> EXERCISE PROMPT: Omit all images. Write out the rest of the material exactly.

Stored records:
○ ○ ○ ○ ○

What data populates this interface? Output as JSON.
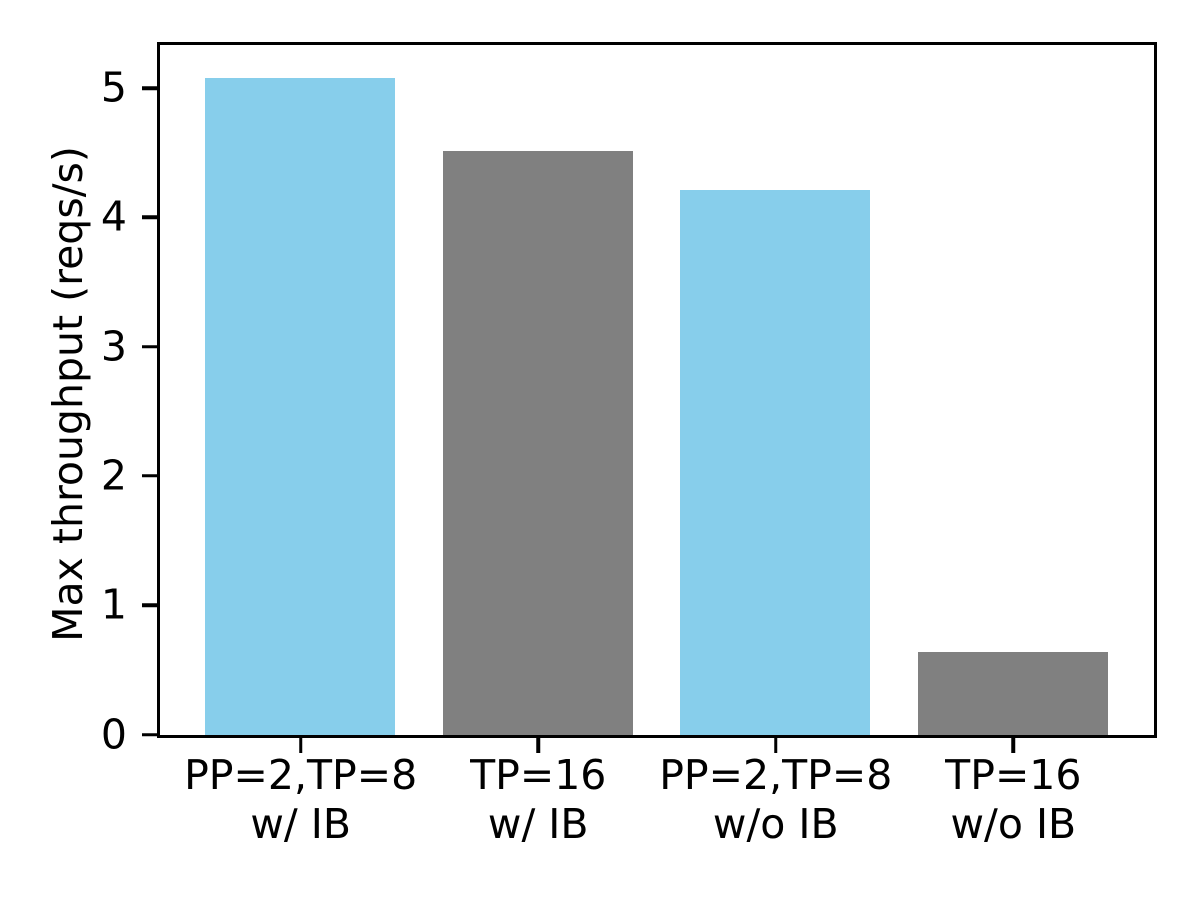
{
  "chart_data": {
    "type": "bar",
    "title": "",
    "xlabel": "",
    "ylabel": "Max throughput (reqs/s)",
    "categories": [
      [
        "PP=2,TP=8",
        "w/ IB"
      ],
      [
        "TP=16",
        "w/ IB"
      ],
      [
        "PP=2,TP=8",
        "w/o IB"
      ],
      [
        "TP=16",
        "w/o IB"
      ]
    ],
    "values": [
      5.08,
      4.52,
      4.22,
      0.64
    ],
    "bar_colors": [
      "#87CEEB",
      "#808080",
      "#87CEEB",
      "#808080"
    ],
    "yticks": [
      0,
      1,
      2,
      3,
      4,
      5
    ],
    "ylim": [
      0,
      5.33
    ],
    "xlim": [
      -0.59,
      3.59
    ],
    "bar_width": 0.8,
    "grid": false,
    "legend_position": "none"
  },
  "colors": {
    "highlight_bar": "#87CEEB",
    "baseline_bar": "#808080",
    "axis": "#000000",
    "background": "#ffffff"
  }
}
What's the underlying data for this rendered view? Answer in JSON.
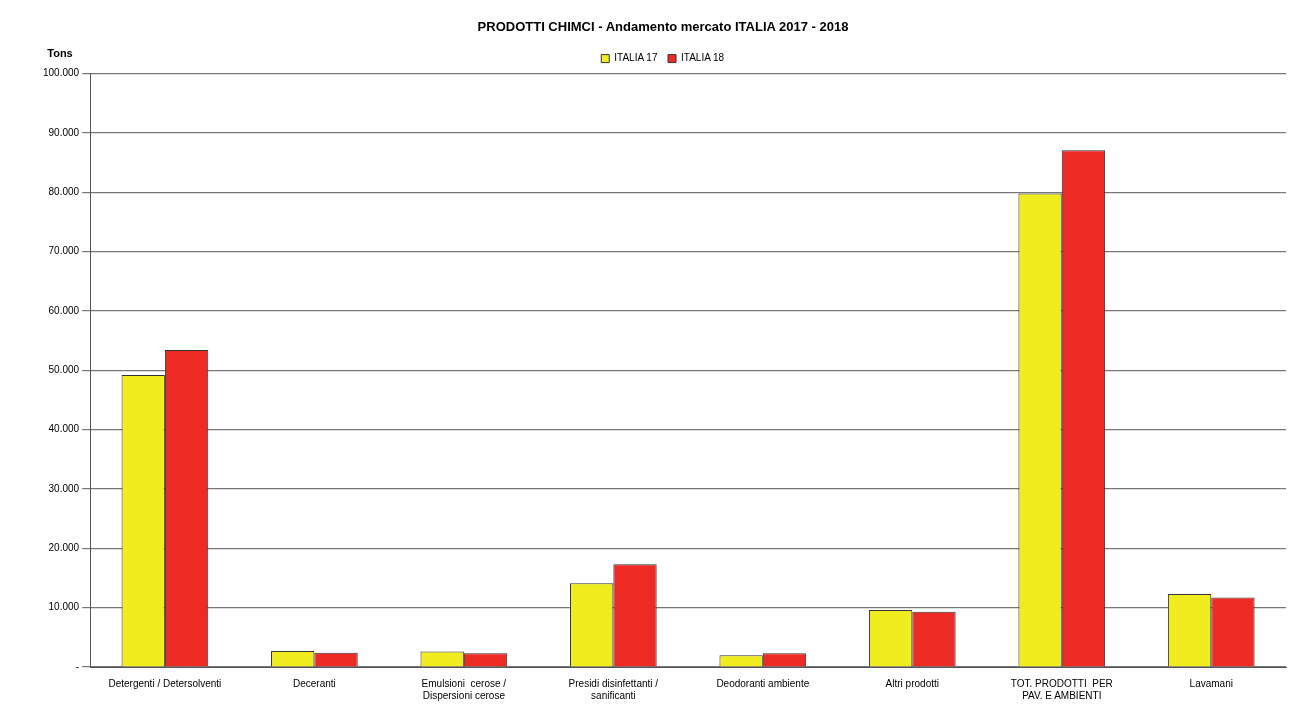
{
  "chart_data": {
    "type": "bar",
    "title": "PRODOTTI CHIMCI - Andamento mercato ITALIA 2017 - 2018",
    "ylabel": "Tons",
    "categories": [
      "Detergenti / Detersolventi",
      "Deceranti",
      [
        "Emulsioni  cerose /",
        "Dispersioni cerose"
      ],
      [
        "Presidi disinfettanti /",
        "sanificanti"
      ],
      "Deodoranti ambiente",
      "Altri prodotti",
      [
        "TOT. PRODOTTI  PER",
        "PAV. E AMBIENTI"
      ],
      "Lavamani"
    ],
    "series": [
      {
        "name": "ITALIA 17",
        "color": "#f0ec1e",
        "values": [
          49200,
          2700,
          2600,
          14100,
          2000,
          9600,
          79800,
          12300
        ]
      },
      {
        "name": "ITALIA 18",
        "color": "#ee2a24",
        "values": [
          53400,
          2400,
          2300,
          17300,
          2300,
          9300,
          87100,
          11700
        ]
      }
    ],
    "ylim": [
      0,
      100000
    ],
    "yticks": [
      {
        "value": 0,
        "label": "-"
      },
      {
        "value": 10000,
        "label": "10.000"
      },
      {
        "value": 20000,
        "label": "20.000"
      },
      {
        "value": 30000,
        "label": "30.000"
      },
      {
        "value": 40000,
        "label": "40.000"
      },
      {
        "value": 50000,
        "label": "50.000"
      },
      {
        "value": 60000,
        "label": "60.000"
      },
      {
        "value": 70000,
        "label": "70.000"
      },
      {
        "value": 80000,
        "label": "80.000"
      },
      {
        "value": 90000,
        "label": "90.000"
      },
      {
        "value": 100000,
        "label": "100.000"
      }
    ],
    "grid": "y",
    "legend": "top"
  }
}
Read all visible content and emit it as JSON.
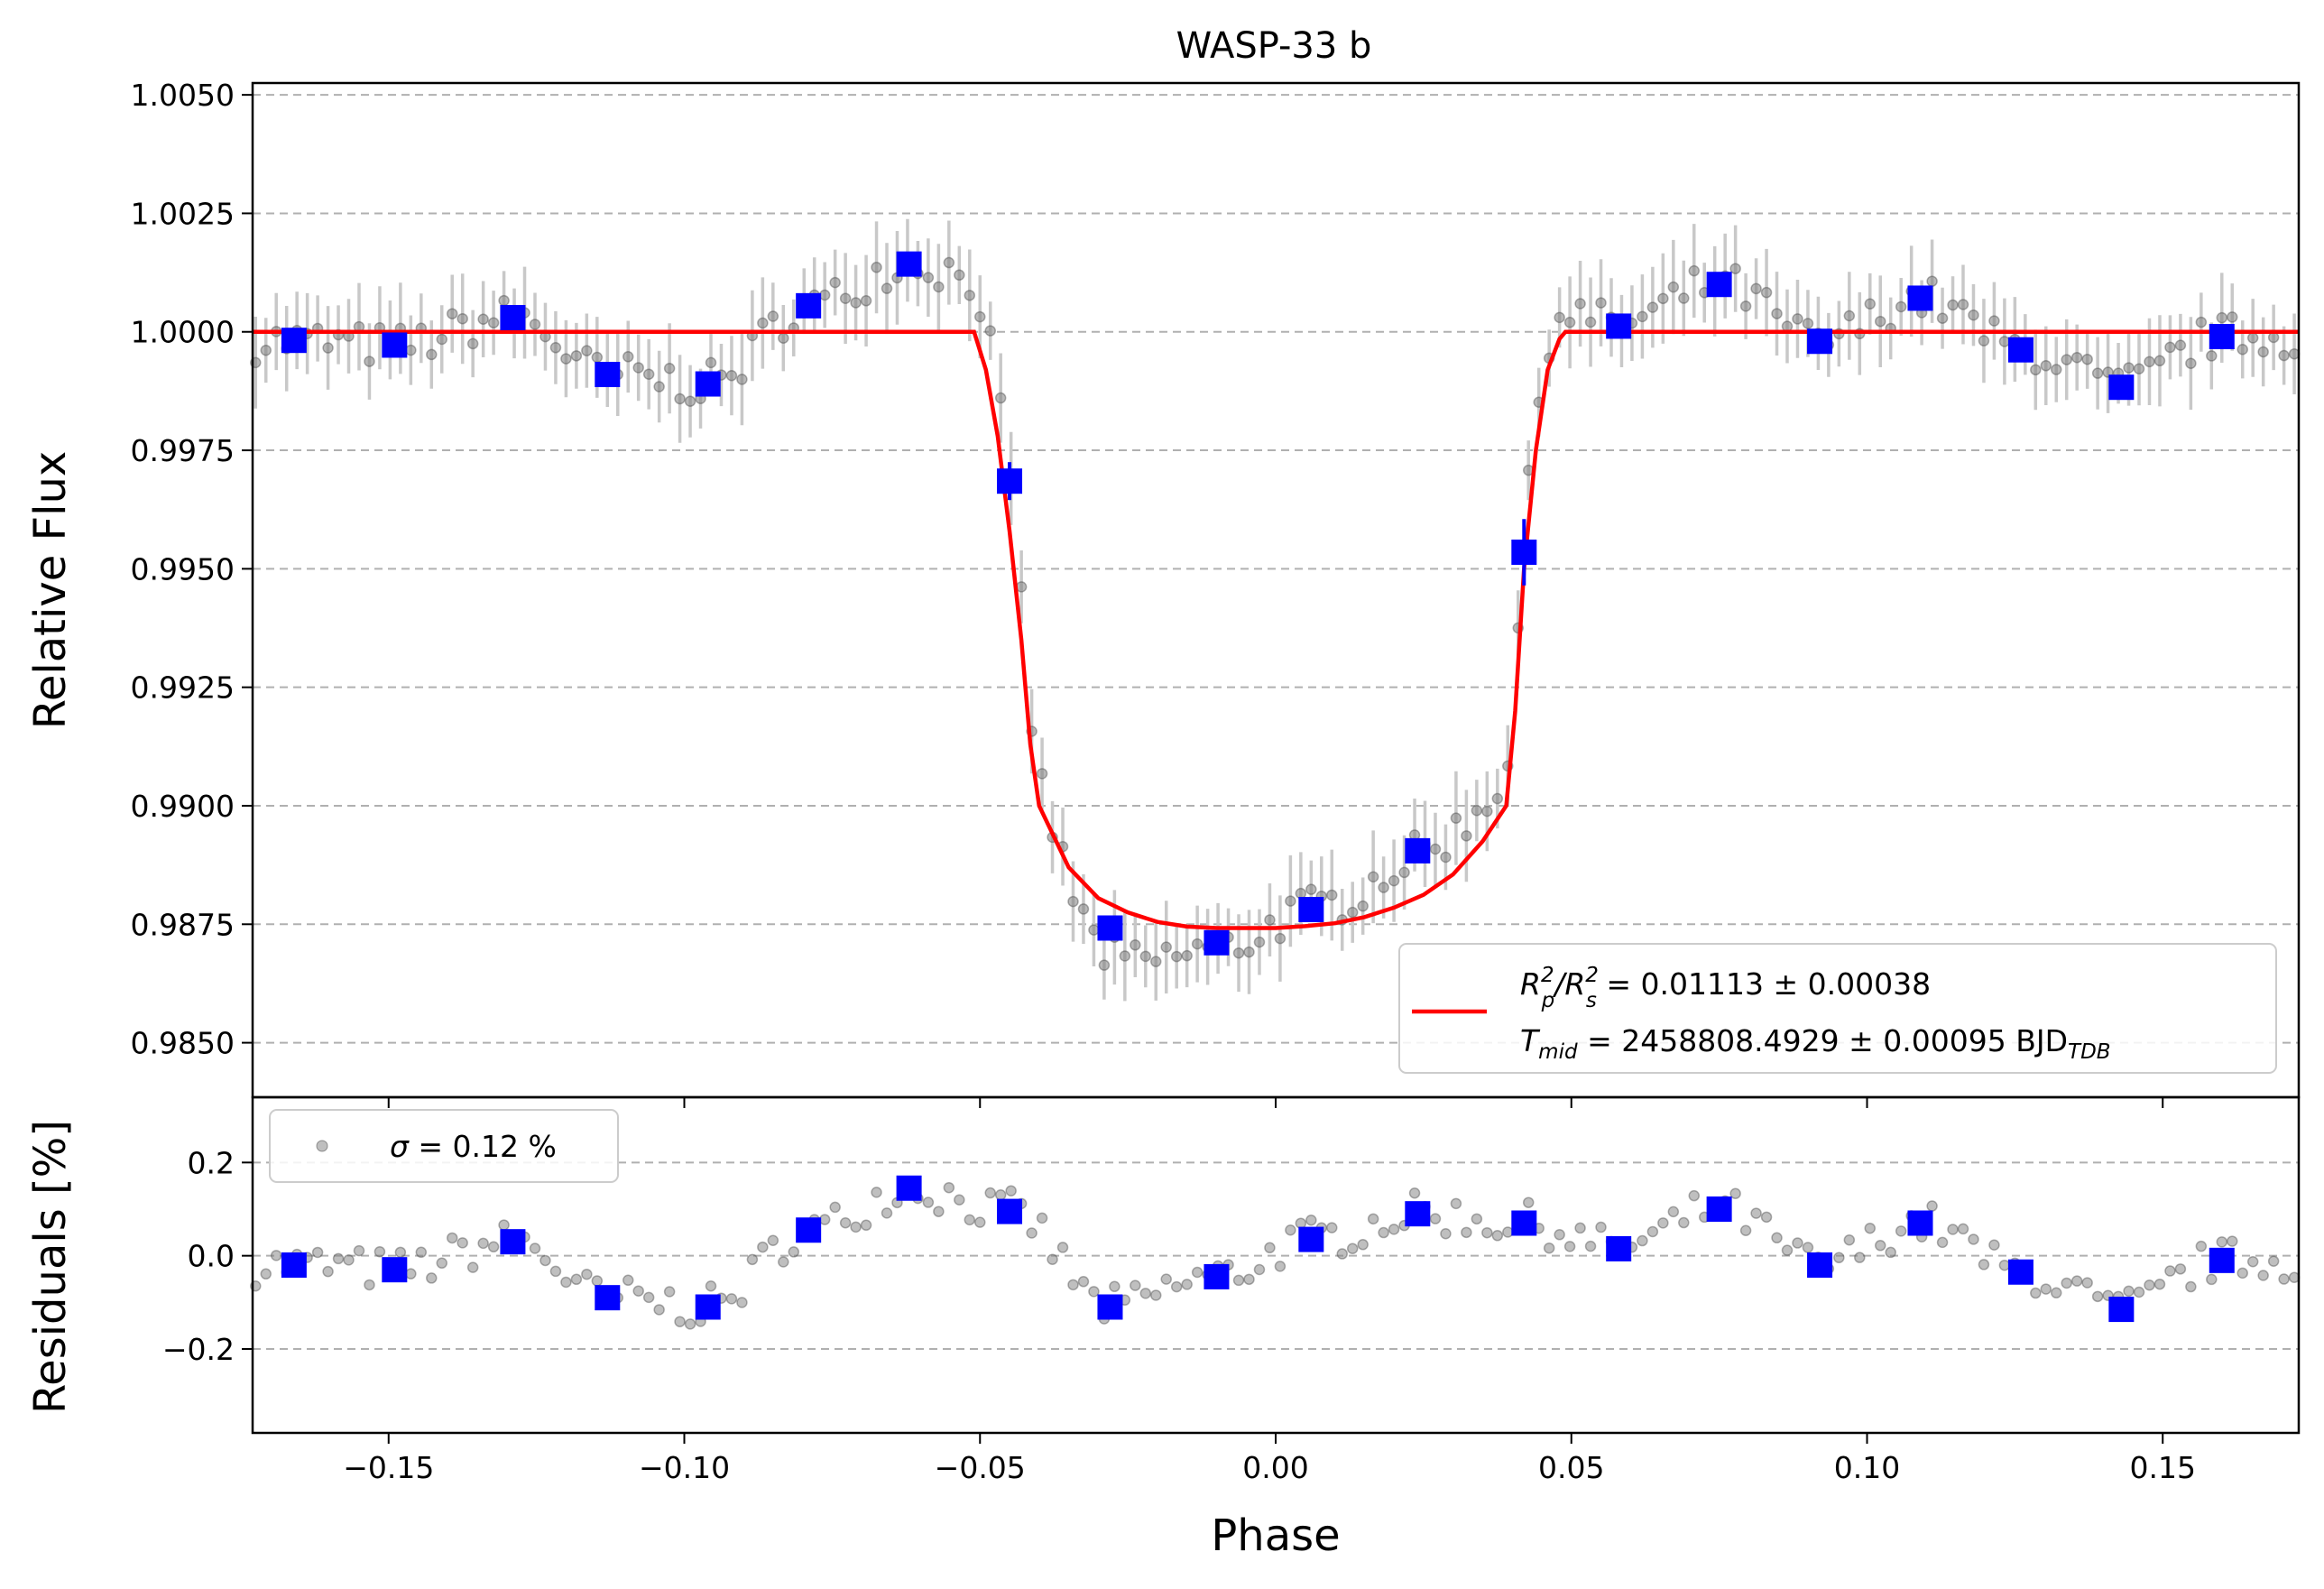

○ ○ ○ ○ ○

> COMPLETED TASK:
What data populates this interface? Output as JSON.
{
  "chart_data": {
    "type": "bar",
    "title": "",
    "xlabel": "",
    "ylabel": "Max throughput (reqs/s)",
    "categories": [
      [
        "PP=2,TP=8",
        "w/ IB"
      ],
      [
        "TP=16",
        "w/ IB"
      ],
      [
        "PP=2,TP=8",
        "w/o IB"
      ],
      [
        "TP=16",
        "w/o IB"
      ]
    ],
    "values": [
      5.08,
      4.52,
      4.22,
      0.64
    ],
    "bar_colors": [
      "#87CEEB",
      "#808080",
      "#87CEEB",
      "#808080"
    ],
    "yticks": [
      0,
      1,
      2,
      3,
      4,
      5
    ],
    "ylim": [
      0,
      5.33
    ],
    "xlim": [
      -0.59,
      3.59
    ],
    "bar_width": 0.8,
    "grid": false,
    "legend_position": "none"
  },
  "colors": {
    "highlight_bar": "#87CEEB",
    "baseline_bar": "#808080",
    "axis": "#000000",
    "background": "#ffffff"
  }
}
What's the underlying data for this rendered view? Answer in JSON.
{
  "chart_data": {
    "type": "bar",
    "title": "PRODOTTI CHIMCI - Andamento mercato ITALIA 2017 - 2018",
    "ylabel": "Tons",
    "categories": [
      "Detergenti / Detersolventi",
      "Deceranti",
      [
        "Emulsioni  cerose /",
        "Dispersioni cerose"
      ],
      [
        "Presidi disinfettanti /",
        "sanificanti"
      ],
      "Deodoranti ambiente",
      "Altri prodotti",
      [
        "TOT. PRODOTTI  PER",
        "PAV. E AMBIENTI"
      ],
      "Lavamani"
    ],
    "series": [
      {
        "name": "ITALIA 17",
        "color": "#f0ec1e",
        "values": [
          49200,
          2700,
          2600,
          14100,
          2000,
          9600,
          79800,
          12300
        ]
      },
      {
        "name": "ITALIA 18",
        "color": "#ee2a24",
        "values": [
          53400,
          2400,
          2300,
          17300,
          2300,
          9300,
          87100,
          11700
        ]
      }
    ],
    "ylim": [
      0,
      100000
    ],
    "yticks": [
      {
        "value": 0,
        "label": "-"
      },
      {
        "value": 10000,
        "label": "10.000"
      },
      {
        "value": 20000,
        "label": "20.000"
      },
      {
        "value": 30000,
        "label": "30.000"
      },
      {
        "value": 40000,
        "label": "40.000"
      },
      {
        "value": 50000,
        "label": "50.000"
      },
      {
        "value": 60000,
        "label": "60.000"
      },
      {
        "value": 70000,
        "label": "70.000"
      },
      {
        "value": 80000,
        "label": "80.000"
      },
      {
        "value": 90000,
        "label": "90.000"
      },
      {
        "value": 100000,
        "label": "100.000"
      }
    ],
    "grid": "y",
    "legend": "top"
  }
}
Read all visible content and emit it as JSON.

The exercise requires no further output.